▶ **The problem**: Leave out the pictures and repeat every record exactly.

[Dataset records on visual material]
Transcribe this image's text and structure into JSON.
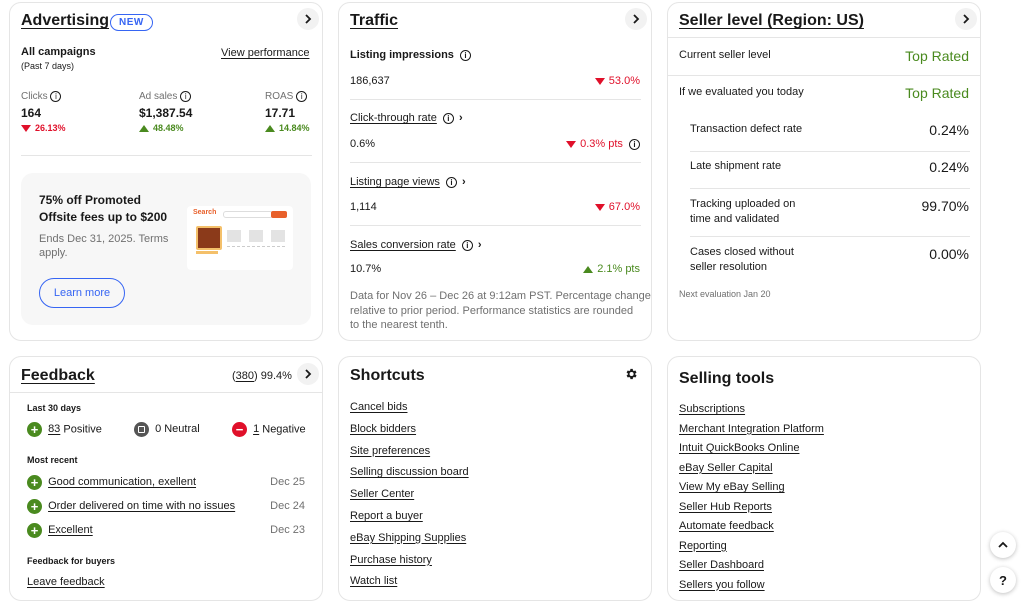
{
  "advertising": {
    "title": "Advertising",
    "badge": "NEW",
    "all_campaigns": "All campaigns",
    "period": "(Past 7 days)",
    "view_performance": "View performance",
    "metrics": [
      {
        "label": "Clicks",
        "value": "164",
        "change": "26.13%",
        "direction": "down"
      },
      {
        "label": "Ad sales",
        "value": "$1,387.54",
        "change": "48.48%",
        "direction": "up"
      },
      {
        "label": "ROAS",
        "value": "17.71",
        "change": "14.84%",
        "direction": "up"
      }
    ],
    "promo": {
      "title_line1": "75% off Promoted",
      "title_line2": "Offsite fees up to $200",
      "ends_line1": "Ends Dec 31, 2025. Terms",
      "ends_line2": "apply.",
      "button": "Learn more",
      "mock_search": "Search"
    }
  },
  "traffic": {
    "title": "Traffic",
    "rows": [
      {
        "label": "Listing impressions",
        "value": "186,637",
        "change": "53.0%",
        "direction": "down"
      },
      {
        "label": "Click-through rate",
        "value": "0.6%",
        "change": "0.3% pts",
        "direction": "down"
      },
      {
        "label": "Listing page views",
        "value": "1,114",
        "change": "67.0%",
        "direction": "down"
      },
      {
        "label": "Sales conversion rate",
        "value": "10.7%",
        "change": "2.1% pts",
        "direction": "up"
      }
    ],
    "footnote_line1": "Data for Nov 26 – Dec 26 at 9:12am PST. Percentage change",
    "footnote_line2": "relative to prior period. Performance statistics are rounded",
    "footnote_line3": "to the nearest tenth."
  },
  "seller_level": {
    "title": "Seller level (Region: US)",
    "current_label": "Current seller level",
    "current_value": "Top Rated",
    "evaluated_label": "If we evaluated you today",
    "evaluated_value": "Top Rated",
    "metrics": [
      {
        "label_line1": "Transaction defect rate",
        "label_line2": "",
        "value": "0.24%"
      },
      {
        "label_line1": "Late shipment rate",
        "label_line2": "",
        "value": "0.24%"
      },
      {
        "label_line1": "Tracking uploaded on",
        "label_line2": "time and validated",
        "value": "99.70%"
      },
      {
        "label_line1": "Cases closed without",
        "label_line2": "seller resolution",
        "value": "0.00%"
      }
    ],
    "next_eval": "Next evaluation Jan 20"
  },
  "feedback": {
    "title": "Feedback",
    "count": "380",
    "percent": "99.4%",
    "last30": "Last 30 days",
    "positive_count": "83",
    "positive_label": "Positive",
    "neutral": "0 Neutral",
    "negative_count": "1",
    "negative_label": "Negative",
    "most_recent": "Most recent",
    "recent": [
      {
        "text": "Good communication, exellent",
        "date": "Dec 25"
      },
      {
        "text": "Order delivered on time with no issues",
        "date": "Dec 24"
      },
      {
        "text": "Excellent",
        "date": "Dec 23"
      }
    ],
    "for_buyers": "Feedback for buyers",
    "leave_feedback": "Leave feedback"
  },
  "shortcuts": {
    "title": "Shortcuts",
    "links": [
      "Cancel bids",
      "Block bidders",
      "Site preferences",
      "Selling discussion board",
      "Seller Center",
      "Report a buyer",
      "eBay Shipping Supplies",
      "Purchase history",
      "Watch list"
    ]
  },
  "selling_tools": {
    "title": "Selling tools",
    "links": [
      "Subscriptions",
      "Merchant Integration Platform",
      "Intuit QuickBooks Online",
      "eBay Seller Capital",
      "View My eBay Selling",
      "Seller Hub Reports",
      "Automate feedback",
      "Reporting",
      "Seller Dashboard",
      "Sellers you follow"
    ]
  },
  "colors": {
    "accent": "#3665f3",
    "positive": "#4a8a1f",
    "negative": "#e0102a",
    "top_rated": "#4a8a1f"
  }
}
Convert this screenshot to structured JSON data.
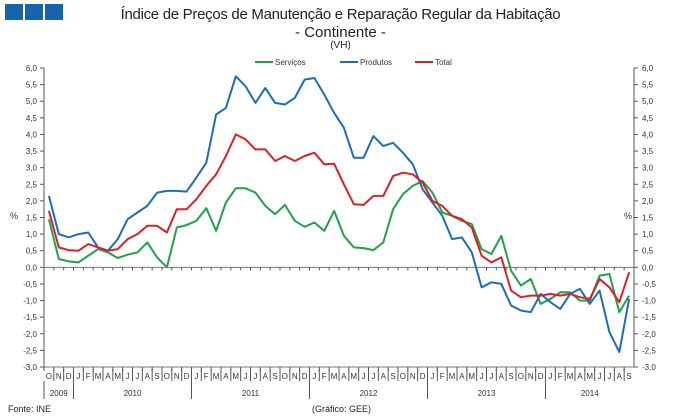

▶ **Full answer**:
Transcribe this image's text and structure into JSON.
{
  "advertising": {
    "title": "Advertising",
    "badge": "NEW",
    "all_campaigns": "All campaigns",
    "period": "(Past 7 days)",
    "view_performance": "View performance",
    "metrics": [
      {
        "label": "Clicks",
        "value": "164",
        "change": "26.13%",
        "direction": "down"
      },
      {
        "label": "Ad sales",
        "value": "$1,387.54",
        "change": "48.48%",
        "direction": "up"
      },
      {
        "label": "ROAS",
        "value": "17.71",
        "change": "14.84%",
        "direction": "up"
      }
    ],
    "promo": {
      "title_line1": "75% off Promoted",
      "title_line2": "Offsite fees up to $200",
      "ends_line1": "Ends Dec 31, 2025. Terms",
      "ends_line2": "apply.",
      "button": "Learn more",
      "mock_search": "Search"
    }
  },
  "traffic": {
    "title": "Traffic",
    "rows": [
      {
        "label": "Listing impressions",
        "value": "186,637",
        "change": "53.0%",
        "direction": "down"
      },
      {
        "label": "Click-through rate",
        "value": "0.6%",
        "change": "0.3% pts",
        "direction": "down"
      },
      {
        "label": "Listing page views",
        "value": "1,114",
        "change": "67.0%",
        "direction": "down"
      },
      {
        "label": "Sales conversion rate",
        "value": "10.7%",
        "change": "2.1% pts",
        "direction": "up"
      }
    ],
    "footnote_line1": "Data for Nov 26 – Dec 26 at 9:12am PST. Percentage change",
    "footnote_line2": "relative to prior period. Performance statistics are rounded",
    "footnote_line3": "to the nearest tenth."
  },
  "seller_level": {
    "title": "Seller level (Region: US)",
    "current_label": "Current seller level",
    "current_value": "Top Rated",
    "evaluated_label": "If we evaluated you today",
    "evaluated_value": "Top Rated",
    "metrics": [
      {
        "label_line1": "Transaction defect rate",
        "label_line2": "",
        "value": "0.24%"
      },
      {
        "label_line1": "Late shipment rate",
        "label_line2": "",
        "value": "0.24%"
      },
      {
        "label_line1": "Tracking uploaded on",
        "label_line2": "time and validated",
        "value": "99.70%"
      },
      {
        "label_line1": "Cases closed without",
        "label_line2": "seller resolution",
        "value": "0.00%"
      }
    ],
    "next_eval": "Next evaluation Jan 20"
  },
  "feedback": {
    "title": "Feedback",
    "count": "380",
    "percent": "99.4%",
    "last30": "Last 30 days",
    "positive_count": "83",
    "positive_label": "Positive",
    "neutral": "0 Neutral",
    "negative_count": "1",
    "negative_label": "Negative",
    "most_recent": "Most recent",
    "recent": [
      {
        "text": "Good communication, exellent",
        "date": "Dec 25"
      },
      {
        "text": "Order delivered on time with no issues",
        "date": "Dec 24"
      },
      {
        "text": "Excellent",
        "date": "Dec 23"
      }
    ],
    "for_buyers": "Feedback for buyers",
    "leave_feedback": "Leave feedback"
  },
  "shortcuts": {
    "title": "Shortcuts",
    "links": [
      "Cancel bids",
      "Block bidders",
      "Site preferences",
      "Selling discussion board",
      "Seller Center",
      "Report a buyer",
      "eBay Shipping Supplies",
      "Purchase history",
      "Watch list"
    ]
  },
  "selling_tools": {
    "title": "Selling tools",
    "links": [
      "Subscriptions",
      "Merchant Integration Platform",
      "Intuit QuickBooks Online",
      "eBay Seller Capital",
      "View My eBay Selling",
      "Seller Hub Reports",
      "Automate feedback",
      "Reporting",
      "Seller Dashboard",
      "Sellers you follow"
    ]
  },
  "colors": {
    "accent": "#3665f3",
    "positive": "#4a8a1f",
    "negative": "#e0102a",
    "top_rated": "#4a8a1f"
  }
}
Convert this screenshot to structured JSON data.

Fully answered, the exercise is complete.